- _WHAT NEEDS TO BE DONE_
Output the data below in full, byte for byte. Nothing may differ.

- _DATASET ROWS_
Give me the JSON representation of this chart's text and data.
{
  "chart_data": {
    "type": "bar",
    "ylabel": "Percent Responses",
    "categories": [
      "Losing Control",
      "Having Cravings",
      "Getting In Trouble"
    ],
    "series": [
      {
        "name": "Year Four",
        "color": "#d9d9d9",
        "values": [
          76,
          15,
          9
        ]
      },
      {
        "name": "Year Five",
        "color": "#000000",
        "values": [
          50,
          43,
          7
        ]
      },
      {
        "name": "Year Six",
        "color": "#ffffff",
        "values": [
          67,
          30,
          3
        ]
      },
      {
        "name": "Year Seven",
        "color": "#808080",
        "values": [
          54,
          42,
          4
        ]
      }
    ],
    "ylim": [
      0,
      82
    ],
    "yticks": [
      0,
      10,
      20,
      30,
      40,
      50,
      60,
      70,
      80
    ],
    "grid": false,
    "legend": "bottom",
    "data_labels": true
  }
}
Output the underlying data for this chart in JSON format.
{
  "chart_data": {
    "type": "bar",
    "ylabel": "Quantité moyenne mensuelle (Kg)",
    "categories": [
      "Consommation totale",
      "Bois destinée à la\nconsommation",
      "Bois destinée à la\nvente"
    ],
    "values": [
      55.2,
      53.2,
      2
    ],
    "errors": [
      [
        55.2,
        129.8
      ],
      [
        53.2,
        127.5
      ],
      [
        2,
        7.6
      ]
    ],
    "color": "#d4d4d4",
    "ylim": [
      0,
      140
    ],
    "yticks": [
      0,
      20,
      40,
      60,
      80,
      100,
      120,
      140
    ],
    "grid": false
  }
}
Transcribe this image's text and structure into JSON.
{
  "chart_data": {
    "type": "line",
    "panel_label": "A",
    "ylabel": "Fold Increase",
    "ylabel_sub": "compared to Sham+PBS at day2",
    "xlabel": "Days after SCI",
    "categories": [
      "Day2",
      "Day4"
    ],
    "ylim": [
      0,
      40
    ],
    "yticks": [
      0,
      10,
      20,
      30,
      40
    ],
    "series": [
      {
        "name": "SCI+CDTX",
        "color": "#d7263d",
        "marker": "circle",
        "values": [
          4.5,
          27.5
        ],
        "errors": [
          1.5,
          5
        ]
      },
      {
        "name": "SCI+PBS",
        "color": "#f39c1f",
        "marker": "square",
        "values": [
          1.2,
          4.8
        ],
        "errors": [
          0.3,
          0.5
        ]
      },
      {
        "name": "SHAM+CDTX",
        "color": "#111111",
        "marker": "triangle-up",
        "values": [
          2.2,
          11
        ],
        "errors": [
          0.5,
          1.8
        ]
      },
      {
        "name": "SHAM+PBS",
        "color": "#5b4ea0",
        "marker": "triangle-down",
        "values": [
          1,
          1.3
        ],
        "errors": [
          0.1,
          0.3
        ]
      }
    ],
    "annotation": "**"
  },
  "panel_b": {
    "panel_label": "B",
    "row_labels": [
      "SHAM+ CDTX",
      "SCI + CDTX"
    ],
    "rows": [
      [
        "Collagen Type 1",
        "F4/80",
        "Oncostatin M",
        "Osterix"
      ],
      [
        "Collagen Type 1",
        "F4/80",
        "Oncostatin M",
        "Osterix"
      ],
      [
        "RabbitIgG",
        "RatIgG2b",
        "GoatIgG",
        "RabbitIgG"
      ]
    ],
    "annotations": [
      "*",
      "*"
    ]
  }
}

- _OUTPUT BELOW_
Give me the JSON representation of this chart's text and data.
{
  "chart_data": {
    "type": "bar",
    "ylabel": "Percent Responses",
    "categories": [
      "Losing Control",
      "Having Cravings",
      "Getting In Trouble"
    ],
    "series": [
      {
        "name": "Year Four",
        "color": "#d9d9d9",
        "values": [
          76,
          15,
          9
        ]
      },
      {
        "name": "Year Five",
        "color": "#000000",
        "values": [
          50,
          43,
          7
        ]
      },
      {
        "name": "Year Six",
        "color": "#ffffff",
        "values": [
          67,
          30,
          3
        ]
      },
      {
        "name": "Year Seven",
        "color": "#808080",
        "values": [
          54,
          42,
          4
        ]
      }
    ],
    "ylim": [
      0,
      82
    ],
    "yticks": [
      0,
      10,
      20,
      30,
      40,
      50,
      60,
      70,
      80
    ],
    "grid": false,
    "legend": "bottom",
    "data_labels": true
  }
}
Output the underlying data for this chart in JSON format.
{
  "chart_data": {
    "type": "bar",
    "ylabel": "Quantité moyenne mensuelle (Kg)",
    "categories": [
      "Consommation totale",
      "Bois destinée à la\nconsommation",
      "Bois destinée à la\nvente"
    ],
    "values": [
      55.2,
      53.2,
      2
    ],
    "errors": [
      [
        55.2,
        129.8
      ],
      [
        53.2,
        127.5
      ],
      [
        2,
        7.6
      ]
    ],
    "color": "#d4d4d4",
    "ylim": [
      0,
      140
    ],
    "yticks": [
      0,
      20,
      40,
      60,
      80,
      100,
      120,
      140
    ],
    "grid": false
  }
}
Transcribe this image's text and structure into JSON.
{
  "chart_data": {
    "type": "line",
    "panel_label": "A",
    "ylabel": "Fold Increase",
    "ylabel_sub": "compared to Sham+PBS at day2",
    "xlabel": "Days after SCI",
    "categories": [
      "Day2",
      "Day4"
    ],
    "ylim": [
      0,
      40
    ],
    "yticks": [
      0,
      10,
      20,
      30,
      40
    ],
    "series": [
      {
        "name": "SCI+CDTX",
        "color": "#d7263d",
        "marker": "circle",
        "values": [
          4.5,
          27.5
        ],
        "errors": [
          1.5,
          5
        ]
      },
      {
        "name": "SCI+PBS",
        "color": "#f39c1f",
        "marker": "square",
        "values": [
          1.2,
          4.8
        ],
        "errors": [
          0.3,
          0.5
        ]
      },
      {
        "name": "SHAM+CDTX",
        "color": "#111111",
        "marker": "triangle-up",
        "values": [
          2.2,
          11
        ],
        "errors": [
          0.5,
          1.8
        ]
      },
      {
        "name": "SHAM+PBS",
        "color": "#5b4ea0",
        "marker": "triangle-down",
        "values": [
          1,
          1.3
        ],
        "errors": [
          0.1,
          0.3
        ]
      }
    ],
    "annotation": "**"
  },
  "panel_b": {
    "panel_label": "B",
    "row_labels": [
      "SHAM+ CDTX",
      "SCI + CDTX"
    ],
    "rows": [
      [
        "Collagen Type 1",
        "F4/80",
        "Oncostatin M",
        "Osterix"
      ],
      [
        "Collagen Type 1",
        "F4/80",
        "Oncostatin M",
        "Osterix"
      ],
      [
        "RabbitIgG",
        "RatIgG2b",
        "GoatIgG",
        "RabbitIgG"
      ]
    ],
    "annotations": [
      "*",
      "*"
    ]
  }
}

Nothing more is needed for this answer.